Repeat precisely, and only, the lines between the line containing "Serialize everything readable" and the end of the listing below, both ends included.

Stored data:
--------------------------------

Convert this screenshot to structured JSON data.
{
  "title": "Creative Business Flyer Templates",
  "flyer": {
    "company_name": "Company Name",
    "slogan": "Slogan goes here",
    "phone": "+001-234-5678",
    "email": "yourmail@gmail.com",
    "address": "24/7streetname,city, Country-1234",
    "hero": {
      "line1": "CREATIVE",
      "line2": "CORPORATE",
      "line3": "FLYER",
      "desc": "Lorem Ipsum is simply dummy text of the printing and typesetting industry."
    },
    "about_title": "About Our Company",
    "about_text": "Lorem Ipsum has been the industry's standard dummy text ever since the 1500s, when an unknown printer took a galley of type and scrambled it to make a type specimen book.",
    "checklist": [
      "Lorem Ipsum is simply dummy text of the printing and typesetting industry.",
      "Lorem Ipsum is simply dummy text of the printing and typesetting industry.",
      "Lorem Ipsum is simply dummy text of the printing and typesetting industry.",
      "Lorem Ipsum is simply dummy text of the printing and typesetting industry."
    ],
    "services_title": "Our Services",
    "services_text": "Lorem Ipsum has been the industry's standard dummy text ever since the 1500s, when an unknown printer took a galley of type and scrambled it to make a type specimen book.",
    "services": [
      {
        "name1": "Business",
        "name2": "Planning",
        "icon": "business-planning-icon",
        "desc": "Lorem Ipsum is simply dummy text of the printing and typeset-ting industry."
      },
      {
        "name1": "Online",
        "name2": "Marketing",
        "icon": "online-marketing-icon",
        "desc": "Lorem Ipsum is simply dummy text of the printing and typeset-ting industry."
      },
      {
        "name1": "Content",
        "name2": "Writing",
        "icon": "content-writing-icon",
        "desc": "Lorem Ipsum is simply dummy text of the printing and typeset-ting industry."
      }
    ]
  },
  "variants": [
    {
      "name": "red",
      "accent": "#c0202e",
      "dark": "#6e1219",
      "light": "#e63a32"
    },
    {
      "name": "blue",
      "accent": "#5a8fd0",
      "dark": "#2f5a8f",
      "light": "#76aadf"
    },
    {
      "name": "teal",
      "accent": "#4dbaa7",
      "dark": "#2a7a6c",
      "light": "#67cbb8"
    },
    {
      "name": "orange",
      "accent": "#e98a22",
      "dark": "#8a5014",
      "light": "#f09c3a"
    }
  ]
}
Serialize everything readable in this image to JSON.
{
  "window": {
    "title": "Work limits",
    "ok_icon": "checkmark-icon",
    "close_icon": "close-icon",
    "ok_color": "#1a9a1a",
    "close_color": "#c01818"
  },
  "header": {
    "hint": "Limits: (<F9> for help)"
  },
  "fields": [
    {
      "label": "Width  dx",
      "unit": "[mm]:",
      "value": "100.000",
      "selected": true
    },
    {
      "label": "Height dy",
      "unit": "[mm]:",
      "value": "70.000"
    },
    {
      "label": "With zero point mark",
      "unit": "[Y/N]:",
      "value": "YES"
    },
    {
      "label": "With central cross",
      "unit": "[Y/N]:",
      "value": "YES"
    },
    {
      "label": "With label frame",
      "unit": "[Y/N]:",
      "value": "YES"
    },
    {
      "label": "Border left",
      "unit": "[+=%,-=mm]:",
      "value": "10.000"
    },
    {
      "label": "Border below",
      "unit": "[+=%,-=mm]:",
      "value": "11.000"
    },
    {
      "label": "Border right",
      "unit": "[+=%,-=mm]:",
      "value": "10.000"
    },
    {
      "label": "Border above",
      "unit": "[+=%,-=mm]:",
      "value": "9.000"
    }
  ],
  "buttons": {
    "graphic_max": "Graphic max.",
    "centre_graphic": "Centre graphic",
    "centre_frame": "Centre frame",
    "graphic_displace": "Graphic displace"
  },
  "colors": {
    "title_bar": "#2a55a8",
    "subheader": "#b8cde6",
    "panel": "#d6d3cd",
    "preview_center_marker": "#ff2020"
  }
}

--------------------------------

▶ [Task result]
Serialize everything readable in this image to JSON.
{
  "window": {
    "title": "Work limits",
    "ok_icon": "checkmark-icon",
    "close_icon": "close-icon",
    "ok_color": "#1a9a1a",
    "close_color": "#c01818"
  },
  "header": {
    "hint": "Limits: (<F9> for help)"
  },
  "fields": [
    {
      "label": "Width  dx",
      "unit": "[mm]:",
      "value": "100.000",
      "selected": true
    },
    {
      "label": "Height dy",
      "unit": "[mm]:",
      "value": "70.000"
    },
    {
      "label": "With zero point mark",
      "unit": "[Y/N]:",
      "value": "YES"
    },
    {
      "label": "With central cross",
      "unit": "[Y/N]:",
      "value": "YES"
    },
    {
      "label": "With label frame",
      "unit": "[Y/N]:",
      "value": "YES"
    },
    {
      "label": "Border left",
      "unit": "[+=%,-=mm]:",
      "value": "10.000"
    },
    {
      "label": "Border below",
      "unit": "[+=%,-=mm]:",
      "value": "11.000"
    },
    {
      "label": "Border right",
      "unit": "[+=%,-=mm]:",
      "value": "10.000"
    },
    {
      "label": "Border above",
      "unit": "[+=%,-=mm]:",
      "value": "9.000"
    }
  ],
  "buttons": {
    "graphic_max": "Graphic max.",
    "centre_graphic": "Centre graphic",
    "centre_frame": "Centre frame",
    "graphic_displace": "Graphic displace"
  },
  "colors": {
    "title_bar": "#2a55a8",
    "subheader": "#b8cde6",
    "panel": "#d6d3cd",
    "preview_center_marker": "#ff2020"
  }
}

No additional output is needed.